## Problem requirements
For this exercise, copy out each line of the material below that includes "image".

┌─ Records for the exercise

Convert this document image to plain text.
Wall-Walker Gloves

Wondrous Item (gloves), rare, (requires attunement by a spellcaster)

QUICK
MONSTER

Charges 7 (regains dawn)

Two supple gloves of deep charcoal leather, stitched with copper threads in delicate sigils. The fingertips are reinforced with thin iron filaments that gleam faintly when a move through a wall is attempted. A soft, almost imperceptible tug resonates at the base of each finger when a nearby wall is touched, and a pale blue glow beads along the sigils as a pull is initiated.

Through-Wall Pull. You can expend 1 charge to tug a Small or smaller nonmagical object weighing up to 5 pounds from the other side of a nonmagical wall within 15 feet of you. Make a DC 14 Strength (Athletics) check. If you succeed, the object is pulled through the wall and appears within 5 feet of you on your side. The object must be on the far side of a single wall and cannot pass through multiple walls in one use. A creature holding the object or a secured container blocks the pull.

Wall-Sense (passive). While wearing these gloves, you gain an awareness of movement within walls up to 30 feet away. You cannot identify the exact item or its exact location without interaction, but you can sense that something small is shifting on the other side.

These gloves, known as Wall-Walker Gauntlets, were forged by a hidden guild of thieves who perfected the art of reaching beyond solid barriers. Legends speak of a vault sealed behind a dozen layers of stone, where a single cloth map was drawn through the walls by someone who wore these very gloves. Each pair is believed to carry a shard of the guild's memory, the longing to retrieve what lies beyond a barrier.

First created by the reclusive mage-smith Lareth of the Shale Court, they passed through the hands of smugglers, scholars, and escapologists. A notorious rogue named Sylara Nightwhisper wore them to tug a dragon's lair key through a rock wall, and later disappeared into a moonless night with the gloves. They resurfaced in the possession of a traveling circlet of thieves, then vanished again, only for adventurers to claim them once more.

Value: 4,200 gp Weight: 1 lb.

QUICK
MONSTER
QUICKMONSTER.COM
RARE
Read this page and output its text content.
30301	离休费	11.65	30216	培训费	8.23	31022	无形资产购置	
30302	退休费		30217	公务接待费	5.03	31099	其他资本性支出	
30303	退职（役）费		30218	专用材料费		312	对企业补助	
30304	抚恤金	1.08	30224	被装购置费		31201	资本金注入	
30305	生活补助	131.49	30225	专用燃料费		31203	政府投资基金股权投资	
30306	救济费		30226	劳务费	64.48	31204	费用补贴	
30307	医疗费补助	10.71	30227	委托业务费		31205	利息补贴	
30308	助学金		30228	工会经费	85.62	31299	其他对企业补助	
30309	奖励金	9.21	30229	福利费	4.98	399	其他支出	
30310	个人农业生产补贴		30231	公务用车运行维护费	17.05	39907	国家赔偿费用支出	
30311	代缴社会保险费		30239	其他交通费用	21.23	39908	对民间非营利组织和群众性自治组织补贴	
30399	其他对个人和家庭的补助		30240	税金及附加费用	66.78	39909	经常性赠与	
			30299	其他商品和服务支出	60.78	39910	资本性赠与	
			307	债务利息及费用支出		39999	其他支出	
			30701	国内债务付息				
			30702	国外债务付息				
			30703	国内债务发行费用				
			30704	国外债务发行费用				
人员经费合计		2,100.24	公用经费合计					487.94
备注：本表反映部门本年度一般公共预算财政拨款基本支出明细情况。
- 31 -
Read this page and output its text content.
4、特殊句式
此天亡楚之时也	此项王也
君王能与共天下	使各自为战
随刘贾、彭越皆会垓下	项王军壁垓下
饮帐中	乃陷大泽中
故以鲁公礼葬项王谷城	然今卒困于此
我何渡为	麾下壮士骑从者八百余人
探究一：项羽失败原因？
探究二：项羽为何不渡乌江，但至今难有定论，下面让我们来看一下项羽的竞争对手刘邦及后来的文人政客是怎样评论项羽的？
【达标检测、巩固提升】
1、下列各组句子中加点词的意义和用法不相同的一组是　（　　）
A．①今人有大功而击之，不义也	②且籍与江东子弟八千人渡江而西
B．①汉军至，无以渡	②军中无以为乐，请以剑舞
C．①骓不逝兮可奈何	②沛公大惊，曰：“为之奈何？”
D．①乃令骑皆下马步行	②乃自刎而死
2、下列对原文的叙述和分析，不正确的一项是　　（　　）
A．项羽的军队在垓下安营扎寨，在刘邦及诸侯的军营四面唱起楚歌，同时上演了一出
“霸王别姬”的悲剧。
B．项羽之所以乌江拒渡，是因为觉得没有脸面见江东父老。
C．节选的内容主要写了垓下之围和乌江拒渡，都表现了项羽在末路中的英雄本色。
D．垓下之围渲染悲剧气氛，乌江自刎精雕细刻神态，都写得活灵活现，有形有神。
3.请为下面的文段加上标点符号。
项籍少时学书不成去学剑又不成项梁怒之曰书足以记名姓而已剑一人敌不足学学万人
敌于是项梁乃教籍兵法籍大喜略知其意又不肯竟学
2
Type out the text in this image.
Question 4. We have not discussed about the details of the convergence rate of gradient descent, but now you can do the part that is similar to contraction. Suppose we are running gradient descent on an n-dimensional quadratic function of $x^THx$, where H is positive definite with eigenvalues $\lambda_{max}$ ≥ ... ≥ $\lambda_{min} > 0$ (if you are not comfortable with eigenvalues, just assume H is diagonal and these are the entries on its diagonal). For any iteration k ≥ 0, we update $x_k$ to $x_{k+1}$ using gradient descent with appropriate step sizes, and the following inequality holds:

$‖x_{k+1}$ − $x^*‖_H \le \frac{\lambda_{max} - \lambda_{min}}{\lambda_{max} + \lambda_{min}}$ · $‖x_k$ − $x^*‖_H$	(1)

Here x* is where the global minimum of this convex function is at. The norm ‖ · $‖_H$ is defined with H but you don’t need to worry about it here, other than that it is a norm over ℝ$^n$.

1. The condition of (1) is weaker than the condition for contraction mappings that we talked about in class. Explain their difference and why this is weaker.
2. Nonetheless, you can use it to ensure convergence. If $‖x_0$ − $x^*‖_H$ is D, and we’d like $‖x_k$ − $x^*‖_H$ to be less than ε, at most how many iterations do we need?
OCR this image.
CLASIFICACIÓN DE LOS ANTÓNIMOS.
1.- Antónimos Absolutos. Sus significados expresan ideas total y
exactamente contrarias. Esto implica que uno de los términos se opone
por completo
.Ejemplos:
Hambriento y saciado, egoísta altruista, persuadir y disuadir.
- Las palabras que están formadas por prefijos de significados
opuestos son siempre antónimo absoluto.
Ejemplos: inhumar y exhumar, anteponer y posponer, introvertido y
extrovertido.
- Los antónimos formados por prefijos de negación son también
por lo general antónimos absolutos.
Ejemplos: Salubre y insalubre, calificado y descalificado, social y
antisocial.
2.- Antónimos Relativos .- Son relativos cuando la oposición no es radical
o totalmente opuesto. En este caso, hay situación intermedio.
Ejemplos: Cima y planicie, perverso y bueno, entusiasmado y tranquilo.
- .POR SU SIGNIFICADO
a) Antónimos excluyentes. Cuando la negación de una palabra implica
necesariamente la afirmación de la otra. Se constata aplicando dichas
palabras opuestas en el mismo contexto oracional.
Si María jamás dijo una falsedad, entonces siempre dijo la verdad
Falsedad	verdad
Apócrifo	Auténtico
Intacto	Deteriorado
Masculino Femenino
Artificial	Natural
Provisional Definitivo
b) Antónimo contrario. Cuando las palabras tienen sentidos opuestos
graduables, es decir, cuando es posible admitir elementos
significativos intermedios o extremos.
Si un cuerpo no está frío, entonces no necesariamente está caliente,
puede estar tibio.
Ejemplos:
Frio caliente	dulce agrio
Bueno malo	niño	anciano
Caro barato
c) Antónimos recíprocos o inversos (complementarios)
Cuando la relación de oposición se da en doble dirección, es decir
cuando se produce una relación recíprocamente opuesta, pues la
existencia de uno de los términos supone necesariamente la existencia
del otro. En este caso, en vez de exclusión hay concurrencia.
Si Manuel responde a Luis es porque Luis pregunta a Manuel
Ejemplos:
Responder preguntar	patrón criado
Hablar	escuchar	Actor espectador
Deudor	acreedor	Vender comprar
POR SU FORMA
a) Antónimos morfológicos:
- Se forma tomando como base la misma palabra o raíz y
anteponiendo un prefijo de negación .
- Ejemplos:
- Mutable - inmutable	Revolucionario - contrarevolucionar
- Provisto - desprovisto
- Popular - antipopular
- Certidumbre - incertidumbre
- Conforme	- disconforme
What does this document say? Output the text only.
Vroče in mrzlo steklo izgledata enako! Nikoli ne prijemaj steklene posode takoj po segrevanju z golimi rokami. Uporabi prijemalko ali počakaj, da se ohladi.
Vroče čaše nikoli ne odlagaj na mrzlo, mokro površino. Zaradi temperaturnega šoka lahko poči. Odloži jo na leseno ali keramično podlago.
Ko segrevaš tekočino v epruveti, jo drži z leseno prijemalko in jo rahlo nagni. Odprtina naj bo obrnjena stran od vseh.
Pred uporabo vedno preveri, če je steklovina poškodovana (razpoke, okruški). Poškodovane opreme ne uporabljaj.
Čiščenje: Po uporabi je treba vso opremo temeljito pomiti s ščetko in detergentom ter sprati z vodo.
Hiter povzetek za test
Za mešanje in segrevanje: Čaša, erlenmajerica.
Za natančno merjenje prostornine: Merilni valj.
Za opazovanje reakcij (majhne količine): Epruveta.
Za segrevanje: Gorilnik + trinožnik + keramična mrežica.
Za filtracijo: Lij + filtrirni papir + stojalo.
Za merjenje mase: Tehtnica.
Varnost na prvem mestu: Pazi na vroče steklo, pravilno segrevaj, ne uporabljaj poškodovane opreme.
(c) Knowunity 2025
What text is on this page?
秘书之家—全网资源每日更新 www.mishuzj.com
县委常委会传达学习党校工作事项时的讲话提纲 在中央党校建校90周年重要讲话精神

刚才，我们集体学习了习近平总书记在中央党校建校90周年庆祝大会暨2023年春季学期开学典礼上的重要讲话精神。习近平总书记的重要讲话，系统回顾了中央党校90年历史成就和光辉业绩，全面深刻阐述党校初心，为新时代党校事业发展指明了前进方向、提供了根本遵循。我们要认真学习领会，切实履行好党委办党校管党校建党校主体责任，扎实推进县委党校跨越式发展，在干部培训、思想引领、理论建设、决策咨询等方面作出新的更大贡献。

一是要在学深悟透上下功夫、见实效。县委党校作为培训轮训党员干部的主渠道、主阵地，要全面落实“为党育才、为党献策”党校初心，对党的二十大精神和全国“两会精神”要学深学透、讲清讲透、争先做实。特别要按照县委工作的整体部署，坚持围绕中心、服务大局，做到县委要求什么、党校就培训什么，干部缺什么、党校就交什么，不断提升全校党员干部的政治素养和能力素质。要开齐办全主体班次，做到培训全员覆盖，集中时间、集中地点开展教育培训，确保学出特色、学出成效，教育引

└─

## Answer to this task
Convert this document image to plain text.
Type out the text in this image.
OCR this image.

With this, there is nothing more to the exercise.